### ЗАДАЧА:
Перепишите все пункты ниже построчно и без изменений. Изображения в ответ не включайте.

### ПРЕДСТАВЛЕННЫЕ ДАННЫЕ:
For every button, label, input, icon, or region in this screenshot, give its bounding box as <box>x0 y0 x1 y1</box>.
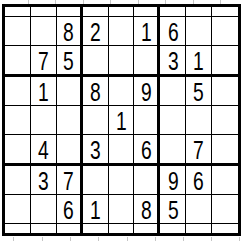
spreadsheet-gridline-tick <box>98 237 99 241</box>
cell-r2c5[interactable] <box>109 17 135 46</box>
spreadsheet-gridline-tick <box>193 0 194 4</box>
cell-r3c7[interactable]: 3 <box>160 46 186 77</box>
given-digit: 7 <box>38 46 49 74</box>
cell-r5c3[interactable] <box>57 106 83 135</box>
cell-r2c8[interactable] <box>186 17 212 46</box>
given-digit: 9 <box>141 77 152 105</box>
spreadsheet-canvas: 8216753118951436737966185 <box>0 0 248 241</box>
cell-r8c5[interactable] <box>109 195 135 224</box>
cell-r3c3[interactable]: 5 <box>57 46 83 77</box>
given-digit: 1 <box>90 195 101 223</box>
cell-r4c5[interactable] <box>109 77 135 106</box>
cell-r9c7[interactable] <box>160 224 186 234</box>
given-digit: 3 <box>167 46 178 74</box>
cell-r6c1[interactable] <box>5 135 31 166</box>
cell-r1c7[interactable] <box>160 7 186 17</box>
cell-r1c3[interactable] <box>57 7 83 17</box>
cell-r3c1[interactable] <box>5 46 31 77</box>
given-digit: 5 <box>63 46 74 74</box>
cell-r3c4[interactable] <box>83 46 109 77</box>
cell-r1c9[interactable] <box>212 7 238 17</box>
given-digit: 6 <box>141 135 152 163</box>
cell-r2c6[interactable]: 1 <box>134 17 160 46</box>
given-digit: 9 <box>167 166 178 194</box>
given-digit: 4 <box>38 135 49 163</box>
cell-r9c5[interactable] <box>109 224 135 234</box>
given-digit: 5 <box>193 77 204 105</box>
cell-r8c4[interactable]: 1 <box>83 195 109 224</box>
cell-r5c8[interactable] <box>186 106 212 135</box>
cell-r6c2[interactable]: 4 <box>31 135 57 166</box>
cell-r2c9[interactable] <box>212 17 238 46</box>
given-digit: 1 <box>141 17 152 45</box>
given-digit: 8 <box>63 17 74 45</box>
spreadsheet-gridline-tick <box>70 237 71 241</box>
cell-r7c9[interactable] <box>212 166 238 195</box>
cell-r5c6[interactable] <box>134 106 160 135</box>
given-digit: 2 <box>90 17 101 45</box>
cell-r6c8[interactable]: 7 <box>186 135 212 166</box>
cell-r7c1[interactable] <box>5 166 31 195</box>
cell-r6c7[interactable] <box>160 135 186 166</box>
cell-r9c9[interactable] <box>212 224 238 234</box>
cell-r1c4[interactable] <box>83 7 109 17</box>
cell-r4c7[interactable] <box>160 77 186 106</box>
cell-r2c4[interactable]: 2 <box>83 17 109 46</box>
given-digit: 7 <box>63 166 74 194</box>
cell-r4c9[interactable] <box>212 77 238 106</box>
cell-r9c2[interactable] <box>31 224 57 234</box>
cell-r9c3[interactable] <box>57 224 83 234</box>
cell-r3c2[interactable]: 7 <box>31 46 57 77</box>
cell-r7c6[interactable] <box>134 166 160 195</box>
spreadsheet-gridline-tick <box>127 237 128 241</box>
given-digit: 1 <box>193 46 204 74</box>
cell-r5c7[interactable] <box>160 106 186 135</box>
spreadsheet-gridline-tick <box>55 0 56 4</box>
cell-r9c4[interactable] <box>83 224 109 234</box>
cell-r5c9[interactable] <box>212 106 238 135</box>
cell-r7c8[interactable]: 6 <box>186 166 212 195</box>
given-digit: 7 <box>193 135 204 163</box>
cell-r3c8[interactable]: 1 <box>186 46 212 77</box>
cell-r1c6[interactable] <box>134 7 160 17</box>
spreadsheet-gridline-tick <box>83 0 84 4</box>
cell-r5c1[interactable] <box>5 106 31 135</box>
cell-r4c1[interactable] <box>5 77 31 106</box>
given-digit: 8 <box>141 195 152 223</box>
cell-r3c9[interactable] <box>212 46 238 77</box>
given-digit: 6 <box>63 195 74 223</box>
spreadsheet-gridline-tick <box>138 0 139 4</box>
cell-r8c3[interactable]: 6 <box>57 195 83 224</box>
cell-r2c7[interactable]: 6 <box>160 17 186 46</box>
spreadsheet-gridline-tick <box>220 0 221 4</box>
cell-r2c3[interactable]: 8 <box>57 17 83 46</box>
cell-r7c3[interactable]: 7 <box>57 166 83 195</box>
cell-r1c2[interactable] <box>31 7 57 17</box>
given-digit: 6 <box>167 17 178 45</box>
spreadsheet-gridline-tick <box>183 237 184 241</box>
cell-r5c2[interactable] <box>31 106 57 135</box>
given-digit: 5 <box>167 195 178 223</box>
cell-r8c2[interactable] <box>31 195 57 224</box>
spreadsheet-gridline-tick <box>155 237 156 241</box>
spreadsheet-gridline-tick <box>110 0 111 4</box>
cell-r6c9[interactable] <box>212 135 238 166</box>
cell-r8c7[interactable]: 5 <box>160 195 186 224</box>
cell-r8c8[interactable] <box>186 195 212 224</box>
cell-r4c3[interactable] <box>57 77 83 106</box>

### ОТВЕТ:
For every button, label, input, icon, or region in this screenshot, give its bounding box as <box>x0 y0 x1 y1</box>.
spreadsheet-gridline-tick <box>98 237 99 241</box>
cell-r2c5[interactable] <box>109 17 135 46</box>
spreadsheet-gridline-tick <box>193 0 194 4</box>
cell-r3c7[interactable]: 3 <box>160 46 186 77</box>
given-digit: 7 <box>38 46 49 74</box>
cell-r5c3[interactable] <box>57 106 83 135</box>
cell-r2c8[interactable] <box>186 17 212 46</box>
given-digit: 9 <box>141 77 152 105</box>
spreadsheet-canvas: 8216753118951436737966185 <box>0 0 248 241</box>
cell-r8c5[interactable] <box>109 195 135 224</box>
cell-r3c3[interactable]: 5 <box>57 46 83 77</box>
given-digit: 1 <box>90 195 101 223</box>
cell-r4c5[interactable] <box>109 77 135 106</box>
cell-r9c7[interactable] <box>160 224 186 234</box>
given-digit: 3 <box>167 46 178 74</box>
cell-r6c1[interactable] <box>5 135 31 166</box>
cell-r1c7[interactable] <box>160 7 186 17</box>
cell-r1c3[interactable] <box>57 7 83 17</box>
cell-r3c1[interactable] <box>5 46 31 77</box>
given-digit: 5 <box>63 46 74 74</box>
cell-r3c4[interactable] <box>83 46 109 77</box>
cell-r1c9[interactable] <box>212 7 238 17</box>
given-digit: 6 <box>141 135 152 163</box>
cell-r2c6[interactable]: 1 <box>134 17 160 46</box>
given-digit: 9 <box>167 166 178 194</box>
given-digit: 4 <box>38 135 49 163</box>
cell-r9c5[interactable] <box>109 224 135 234</box>
given-digit: 5 <box>193 77 204 105</box>
cell-r8c4[interactable]: 1 <box>83 195 109 224</box>
cell-r5c8[interactable] <box>186 106 212 135</box>
cell-r6c2[interactable]: 4 <box>31 135 57 166</box>
cell-r2c9[interactable] <box>212 17 238 46</box>
given-digit: 1 <box>141 17 152 45</box>
given-digit: 8 <box>63 17 74 45</box>
spreadsheet-gridline-tick <box>70 237 71 241</box>
cell-r7c9[interactable] <box>212 166 238 195</box>
cell-r5c6[interactable] <box>134 106 160 135</box>
given-digit: 2 <box>90 17 101 45</box>
cell-r6c8[interactable]: 7 <box>186 135 212 166</box>
cell-r7c1[interactable] <box>5 166 31 195</box>
cell-r6c7[interactable] <box>160 135 186 166</box>
cell-r9c9[interactable] <box>212 224 238 234</box>
cell-r1c4[interactable] <box>83 7 109 17</box>
cell-r4c7[interactable] <box>160 77 186 106</box>
cell-r2c4[interactable]: 2 <box>83 17 109 46</box>
given-digit: 7 <box>63 166 74 194</box>
cell-r4c9[interactable] <box>212 77 238 106</box>
cell-r9c2[interactable] <box>31 224 57 234</box>
cell-r9c3[interactable] <box>57 224 83 234</box>
cell-r3c2[interactable]: 7 <box>31 46 57 77</box>
cell-r7c6[interactable] <box>134 166 160 195</box>
spreadsheet-gridline-tick <box>127 237 128 241</box>
given-digit: 1 <box>193 46 204 74</box>
cell-r5c7[interactable] <box>160 106 186 135</box>
spreadsheet-gridline-tick <box>55 0 56 4</box>
cell-r9c4[interactable] <box>83 224 109 234</box>
cell-r5c9[interactable] <box>212 106 238 135</box>
cell-r7c8[interactable]: 6 <box>186 166 212 195</box>
given-digit: 7 <box>193 135 204 163</box>
cell-r3c8[interactable]: 1 <box>186 46 212 77</box>
cell-r1c6[interactable] <box>134 7 160 17</box>
spreadsheet-gridline-tick <box>83 0 84 4</box>
cell-r5c1[interactable] <box>5 106 31 135</box>
cell-r4c1[interactable] <box>5 77 31 106</box>
given-digit: 8 <box>141 195 152 223</box>
cell-r3c9[interactable] <box>212 46 238 77</box>
given-digit: 6 <box>63 195 74 223</box>
spreadsheet-gridline-tick <box>138 0 139 4</box>
cell-r8c3[interactable]: 6 <box>57 195 83 224</box>
cell-r2c7[interactable]: 6 <box>160 17 186 46</box>
spreadsheet-gridline-tick <box>220 0 221 4</box>
cell-r2c3[interactable]: 8 <box>57 17 83 46</box>
cell-r7c3[interactable]: 7 <box>57 166 83 195</box>
cell-r1c2[interactable] <box>31 7 57 17</box>
given-digit: 6 <box>167 17 178 45</box>
spreadsheet-gridline-tick <box>183 237 184 241</box>
cell-r5c2[interactable] <box>31 106 57 135</box>
given-digit: 5 <box>167 195 178 223</box>
cell-r8c2[interactable] <box>31 195 57 224</box>
spreadsheet-gridline-tick <box>155 237 156 241</box>
spreadsheet-gridline-tick <box>110 0 111 4</box>
cell-r6c9[interactable] <box>212 135 238 166</box>
cell-r8c7[interactable]: 5 <box>160 195 186 224</box>
cell-r8c8[interactable] <box>186 195 212 224</box>
cell-r4c3[interactable] <box>57 77 83 106</box>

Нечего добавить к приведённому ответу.